WRITTEN TASK:
Omit the pictures and output every entry below exactly as written.

PROVIDED ENTRIES:
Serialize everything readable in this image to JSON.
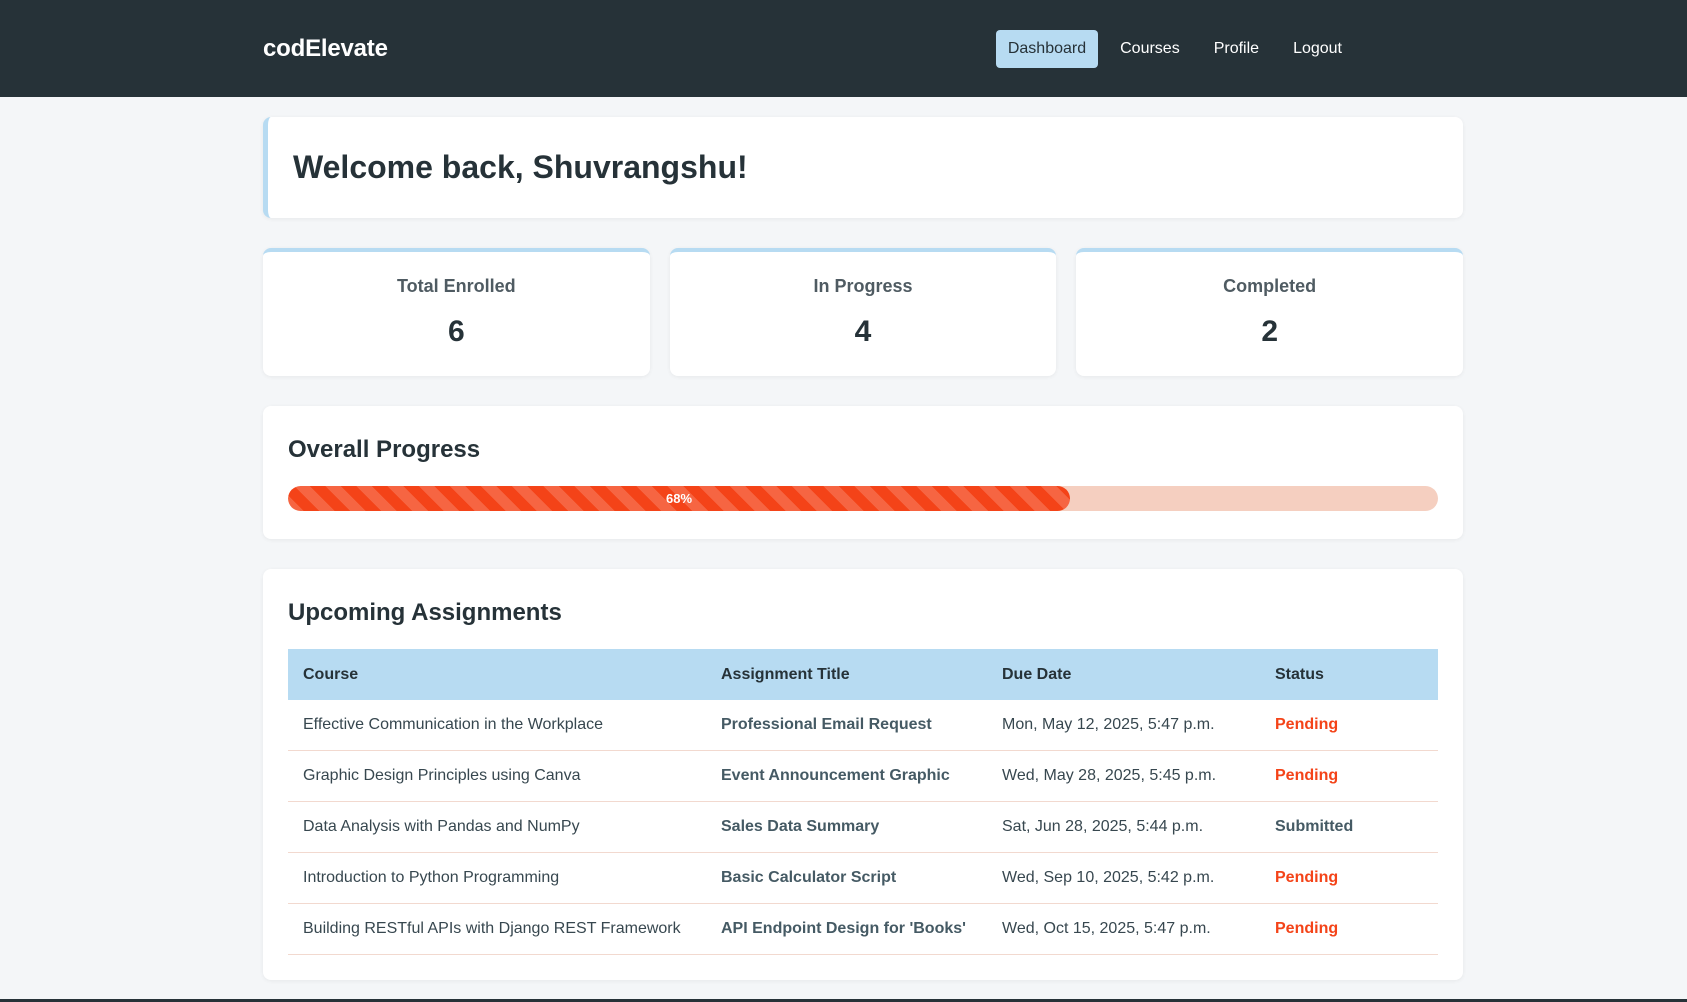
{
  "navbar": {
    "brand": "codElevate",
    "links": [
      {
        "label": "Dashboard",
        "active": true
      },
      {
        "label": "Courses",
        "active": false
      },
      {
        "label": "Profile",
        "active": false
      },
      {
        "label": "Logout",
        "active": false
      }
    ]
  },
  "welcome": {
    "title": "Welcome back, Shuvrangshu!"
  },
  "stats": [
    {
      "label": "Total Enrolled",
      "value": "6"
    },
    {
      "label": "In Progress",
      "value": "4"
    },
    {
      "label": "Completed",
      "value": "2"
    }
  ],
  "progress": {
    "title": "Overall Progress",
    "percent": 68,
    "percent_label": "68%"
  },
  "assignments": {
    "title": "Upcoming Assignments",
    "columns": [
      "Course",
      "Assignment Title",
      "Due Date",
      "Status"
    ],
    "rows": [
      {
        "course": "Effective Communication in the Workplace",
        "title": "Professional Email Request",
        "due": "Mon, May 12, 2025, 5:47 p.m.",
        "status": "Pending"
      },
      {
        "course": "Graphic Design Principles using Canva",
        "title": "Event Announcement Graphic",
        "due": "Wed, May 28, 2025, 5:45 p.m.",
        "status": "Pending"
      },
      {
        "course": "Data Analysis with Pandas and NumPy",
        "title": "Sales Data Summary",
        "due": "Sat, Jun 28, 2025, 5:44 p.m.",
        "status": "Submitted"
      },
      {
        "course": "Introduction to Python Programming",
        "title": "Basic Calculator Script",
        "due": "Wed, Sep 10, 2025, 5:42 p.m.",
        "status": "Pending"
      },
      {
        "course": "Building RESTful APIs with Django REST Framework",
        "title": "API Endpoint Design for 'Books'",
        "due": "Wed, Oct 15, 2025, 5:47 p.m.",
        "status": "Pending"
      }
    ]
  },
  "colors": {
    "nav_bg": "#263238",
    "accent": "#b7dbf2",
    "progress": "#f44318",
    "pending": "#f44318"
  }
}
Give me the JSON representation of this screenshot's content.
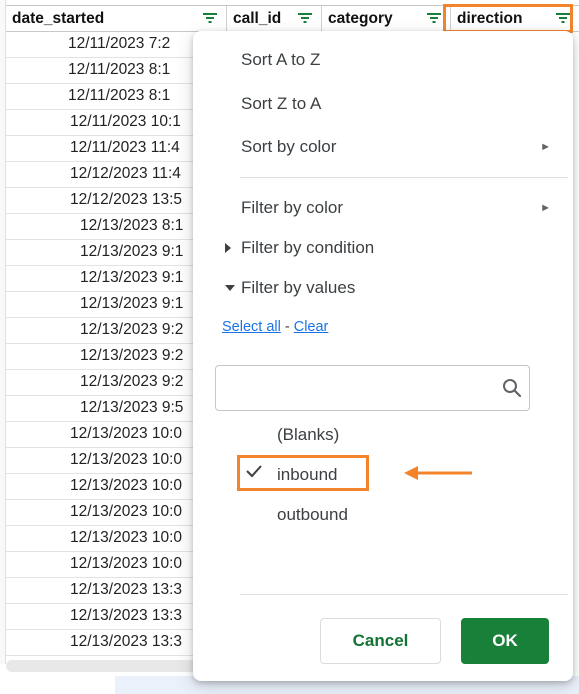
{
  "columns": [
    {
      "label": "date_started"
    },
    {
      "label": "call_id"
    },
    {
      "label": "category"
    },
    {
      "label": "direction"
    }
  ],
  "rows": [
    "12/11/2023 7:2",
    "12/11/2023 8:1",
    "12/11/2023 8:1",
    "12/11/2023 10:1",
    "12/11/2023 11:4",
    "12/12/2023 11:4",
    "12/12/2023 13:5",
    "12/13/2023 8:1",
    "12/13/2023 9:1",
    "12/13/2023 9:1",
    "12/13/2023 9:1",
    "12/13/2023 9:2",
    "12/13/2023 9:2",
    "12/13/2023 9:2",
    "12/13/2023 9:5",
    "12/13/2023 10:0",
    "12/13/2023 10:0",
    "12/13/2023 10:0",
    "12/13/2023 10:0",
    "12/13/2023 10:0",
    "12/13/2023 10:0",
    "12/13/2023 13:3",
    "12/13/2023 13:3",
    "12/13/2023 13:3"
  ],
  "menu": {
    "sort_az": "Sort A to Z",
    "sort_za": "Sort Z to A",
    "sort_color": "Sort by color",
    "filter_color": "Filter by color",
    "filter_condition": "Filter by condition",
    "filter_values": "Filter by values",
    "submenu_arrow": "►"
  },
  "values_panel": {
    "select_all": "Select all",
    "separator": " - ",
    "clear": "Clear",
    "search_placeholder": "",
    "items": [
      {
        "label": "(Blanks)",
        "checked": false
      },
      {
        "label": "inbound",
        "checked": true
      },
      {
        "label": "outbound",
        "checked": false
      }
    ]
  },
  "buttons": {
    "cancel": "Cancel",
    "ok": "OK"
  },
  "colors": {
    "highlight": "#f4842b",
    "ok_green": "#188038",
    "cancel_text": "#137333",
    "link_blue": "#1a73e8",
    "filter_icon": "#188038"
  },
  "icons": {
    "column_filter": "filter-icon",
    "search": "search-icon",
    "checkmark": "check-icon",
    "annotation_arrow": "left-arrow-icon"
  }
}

RESULT OF THIS EXERCISE:
Serialize everything readable in this image to JSON.
{
  "navbar": {
    "brand": "codElevate",
    "links": [
      {
        "label": "Dashboard",
        "active": true
      },
      {
        "label": "Courses",
        "active": false
      },
      {
        "label": "Profile",
        "active": false
      },
      {
        "label": "Logout",
        "active": false
      }
    ]
  },
  "welcome": {
    "title": "Welcome back, Shuvrangshu!"
  },
  "stats": [
    {
      "label": "Total Enrolled",
      "value": "6"
    },
    {
      "label": "In Progress",
      "value": "4"
    },
    {
      "label": "Completed",
      "value": "2"
    }
  ],
  "progress": {
    "title": "Overall Progress",
    "percent": 68,
    "percent_label": "68%"
  },
  "assignments": {
    "title": "Upcoming Assignments",
    "columns": [
      "Course",
      "Assignment Title",
      "Due Date",
      "Status"
    ],
    "rows": [
      {
        "course": "Effective Communication in the Workplace",
        "title": "Professional Email Request",
        "due": "Mon, May 12, 2025, 5:47 p.m.",
        "status": "Pending"
      },
      {
        "course": "Graphic Design Principles using Canva",
        "title": "Event Announcement Graphic",
        "due": "Wed, May 28, 2025, 5:45 p.m.",
        "status": "Pending"
      },
      {
        "course": "Data Analysis with Pandas and NumPy",
        "title": "Sales Data Summary",
        "due": "Sat, Jun 28, 2025, 5:44 p.m.",
        "status": "Submitted"
      },
      {
        "course": "Introduction to Python Programming",
        "title": "Basic Calculator Script",
        "due": "Wed, Sep 10, 2025, 5:42 p.m.",
        "status": "Pending"
      },
      {
        "course": "Building RESTful APIs with Django REST Framework",
        "title": "API Endpoint Design for 'Books'",
        "due": "Wed, Oct 15, 2025, 5:47 p.m.",
        "status": "Pending"
      }
    ]
  },
  "colors": {
    "nav_bg": "#263238",
    "accent": "#b7dbf2",
    "progress": "#f44318",
    "pending": "#f44318"
  }
}
Give me the JSON representation of this screenshot's content.
{
  "columns": [
    {
      "label": "date_started"
    },
    {
      "label": "call_id"
    },
    {
      "label": "category"
    },
    {
      "label": "direction"
    }
  ],
  "rows": [
    "12/11/2023 7:2",
    "12/11/2023 8:1",
    "12/11/2023 8:1",
    "12/11/2023 10:1",
    "12/11/2023 11:4",
    "12/12/2023 11:4",
    "12/12/2023 13:5",
    "12/13/2023 8:1",
    "12/13/2023 9:1",
    "12/13/2023 9:1",
    "12/13/2023 9:1",
    "12/13/2023 9:2",
    "12/13/2023 9:2",
    "12/13/2023 9:2",
    "12/13/2023 9:5",
    "12/13/2023 10:0",
    "12/13/2023 10:0",
    "12/13/2023 10:0",
    "12/13/2023 10:0",
    "12/13/2023 10:0",
    "12/13/2023 10:0",
    "12/13/2023 13:3",
    "12/13/2023 13:3",
    "12/13/2023 13:3"
  ],
  "menu": {
    "sort_az": "Sort A to Z",
    "sort_za": "Sort Z to A",
    "sort_color": "Sort by color",
    "filter_color": "Filter by color",
    "filter_condition": "Filter by condition",
    "filter_values": "Filter by values",
    "submenu_arrow": "►"
  },
  "values_panel": {
    "select_all": "Select all",
    "separator": " - ",
    "clear": "Clear",
    "search_placeholder": "",
    "items": [
      {
        "label": "(Blanks)",
        "checked": false
      },
      {
        "label": "inbound",
        "checked": true
      },
      {
        "label": "outbound",
        "checked": false
      }
    ]
  },
  "buttons": {
    "cancel": "Cancel",
    "ok": "OK"
  },
  "colors": {
    "highlight": "#f4842b",
    "ok_green": "#188038",
    "cancel_text": "#137333",
    "link_blue": "#1a73e8",
    "filter_icon": "#188038"
  },
  "icons": {
    "column_filter": "filter-icon",
    "search": "search-icon",
    "checkmark": "check-icon",
    "annotation_arrow": "left-arrow-icon"
  }
}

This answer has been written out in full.